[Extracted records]
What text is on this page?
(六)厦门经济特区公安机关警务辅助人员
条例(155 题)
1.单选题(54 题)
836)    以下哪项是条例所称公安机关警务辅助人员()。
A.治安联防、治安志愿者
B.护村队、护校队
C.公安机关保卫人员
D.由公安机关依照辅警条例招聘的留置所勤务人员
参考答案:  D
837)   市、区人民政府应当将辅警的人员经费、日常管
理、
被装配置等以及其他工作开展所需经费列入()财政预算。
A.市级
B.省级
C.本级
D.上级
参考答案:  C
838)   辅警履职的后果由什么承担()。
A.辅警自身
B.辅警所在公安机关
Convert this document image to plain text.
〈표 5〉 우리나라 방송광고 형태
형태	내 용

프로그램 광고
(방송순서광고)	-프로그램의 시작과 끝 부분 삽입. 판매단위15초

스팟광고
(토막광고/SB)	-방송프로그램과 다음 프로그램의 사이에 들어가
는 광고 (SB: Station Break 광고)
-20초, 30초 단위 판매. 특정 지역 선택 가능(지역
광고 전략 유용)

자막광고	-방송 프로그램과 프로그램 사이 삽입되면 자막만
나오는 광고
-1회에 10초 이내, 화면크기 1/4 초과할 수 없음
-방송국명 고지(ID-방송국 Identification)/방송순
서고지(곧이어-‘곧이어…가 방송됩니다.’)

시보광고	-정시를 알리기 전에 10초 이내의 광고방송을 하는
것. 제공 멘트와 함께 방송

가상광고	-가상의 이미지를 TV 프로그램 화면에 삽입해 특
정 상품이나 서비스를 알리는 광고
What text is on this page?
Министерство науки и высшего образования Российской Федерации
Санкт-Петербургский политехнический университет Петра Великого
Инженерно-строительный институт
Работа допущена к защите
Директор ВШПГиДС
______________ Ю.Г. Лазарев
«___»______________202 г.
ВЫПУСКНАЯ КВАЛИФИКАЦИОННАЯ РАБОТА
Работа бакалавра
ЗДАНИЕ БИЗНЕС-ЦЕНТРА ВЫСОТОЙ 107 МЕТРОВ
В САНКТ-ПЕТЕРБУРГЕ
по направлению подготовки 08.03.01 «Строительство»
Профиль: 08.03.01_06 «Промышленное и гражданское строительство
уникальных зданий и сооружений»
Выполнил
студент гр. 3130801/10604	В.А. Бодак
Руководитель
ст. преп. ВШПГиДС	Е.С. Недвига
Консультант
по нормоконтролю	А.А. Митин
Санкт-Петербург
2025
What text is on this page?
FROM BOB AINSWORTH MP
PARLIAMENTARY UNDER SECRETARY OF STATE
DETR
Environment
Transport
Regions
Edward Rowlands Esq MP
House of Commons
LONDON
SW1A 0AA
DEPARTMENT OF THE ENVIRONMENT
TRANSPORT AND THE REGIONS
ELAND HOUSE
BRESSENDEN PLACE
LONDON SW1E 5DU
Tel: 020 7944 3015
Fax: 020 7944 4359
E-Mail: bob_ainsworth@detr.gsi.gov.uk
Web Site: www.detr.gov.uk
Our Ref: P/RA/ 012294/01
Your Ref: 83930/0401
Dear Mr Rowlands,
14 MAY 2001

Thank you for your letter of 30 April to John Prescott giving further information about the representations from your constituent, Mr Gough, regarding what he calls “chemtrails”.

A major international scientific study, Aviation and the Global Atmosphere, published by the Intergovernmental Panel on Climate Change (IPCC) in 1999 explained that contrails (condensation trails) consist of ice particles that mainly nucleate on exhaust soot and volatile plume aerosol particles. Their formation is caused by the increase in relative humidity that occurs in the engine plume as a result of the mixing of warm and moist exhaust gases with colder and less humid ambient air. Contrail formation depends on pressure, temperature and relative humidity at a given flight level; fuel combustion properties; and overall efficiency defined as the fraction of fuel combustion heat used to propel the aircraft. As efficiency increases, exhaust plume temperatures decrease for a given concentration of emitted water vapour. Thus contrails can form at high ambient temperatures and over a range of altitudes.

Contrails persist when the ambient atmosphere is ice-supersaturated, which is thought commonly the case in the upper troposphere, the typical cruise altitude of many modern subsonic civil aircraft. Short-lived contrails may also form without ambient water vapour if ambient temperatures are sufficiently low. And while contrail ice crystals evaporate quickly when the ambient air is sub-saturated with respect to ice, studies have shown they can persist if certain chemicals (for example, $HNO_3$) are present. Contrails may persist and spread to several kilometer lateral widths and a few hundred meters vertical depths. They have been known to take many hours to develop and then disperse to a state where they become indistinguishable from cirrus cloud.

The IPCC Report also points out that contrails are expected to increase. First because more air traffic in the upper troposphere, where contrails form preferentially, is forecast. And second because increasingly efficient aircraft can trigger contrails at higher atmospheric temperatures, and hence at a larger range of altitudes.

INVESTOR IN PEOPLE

What is expected => Show every line where the string "프로그램의" appears.

Worked solution =>
(방송순서광고)	-프로그램의 시작과 끝 부분 삽입. 판매단위15초
(토막광고/SB)	-방송프로그램과 다음 프로그램의 사이에 들어가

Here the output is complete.